Lines containing the string "Company" are to be counted. Write only how many there are.

┌─ INFORMATION SHOWN

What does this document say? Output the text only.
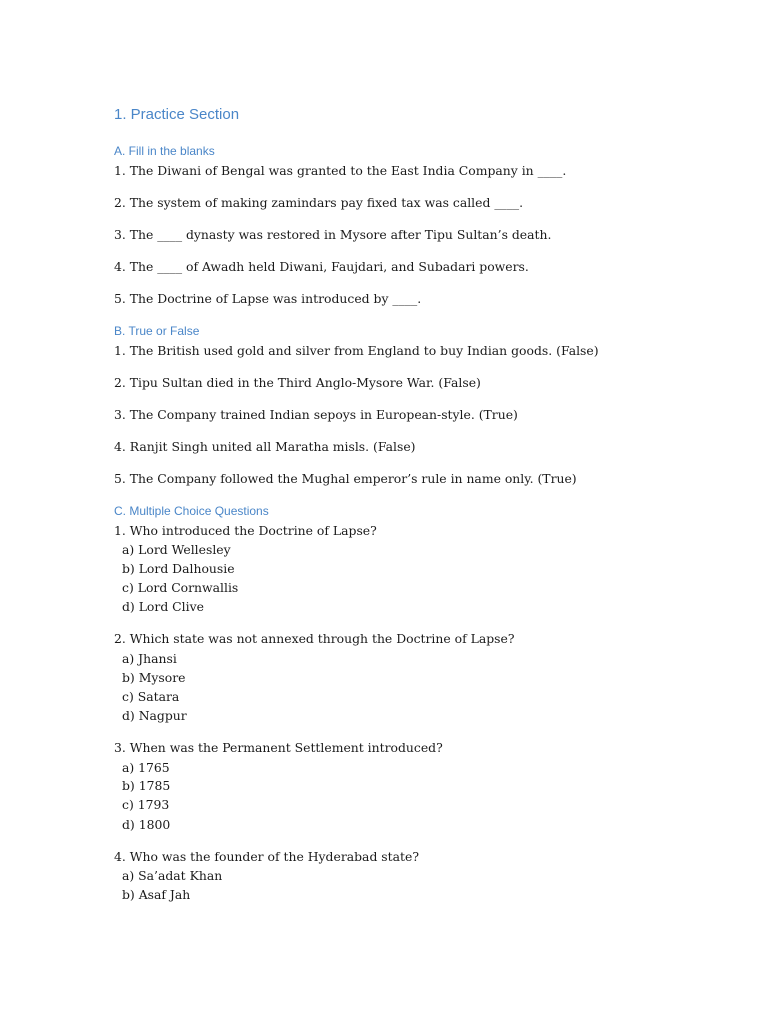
1. Practice Section
A. Fill in the blanks
1. The Diwani of Bengal was granted to the East India Company in ____.
2. The system of making zamindars pay fixed tax was called ____.
3. The ____ dynasty was restored in Mysore after Tipu Sultan’s death.
4. The ____ of Awadh held Diwani, Faujdari, and Subadari powers.
5. The Doctrine of Lapse was introduced by ____.
B. True or False
1. The British used gold and silver from England to buy Indian goods. (False)
2. Tipu Sultan died in the Third Anglo-Mysore War. (False)
3. The Company trained Indian sepoys in European-style. (True)
4. Ranjit Singh united all Maratha misls. (False)
5. The Company followed the Mughal emperor’s rule in name only. (True)
C. Multiple Choice Questions
1. Who introduced the Doctrine of Lapse?
a) Lord Wellesley
b) Lord Dalhousie
c) Lord Cornwallis
d) Lord Clive
2. Which state was not annexed through the Doctrine of Lapse?
a) Jhansi
b) Mysore
c) Satara
d) Nagpur
3. When was the Permanent Settlement introduced?
a) 1765
b) 1785
c) 1793
d) 1800
4. Who was the founder of the Hyderabad state?
a) Sa’adat Khan
b) Asaf Jah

└─

[OUTPUT] 3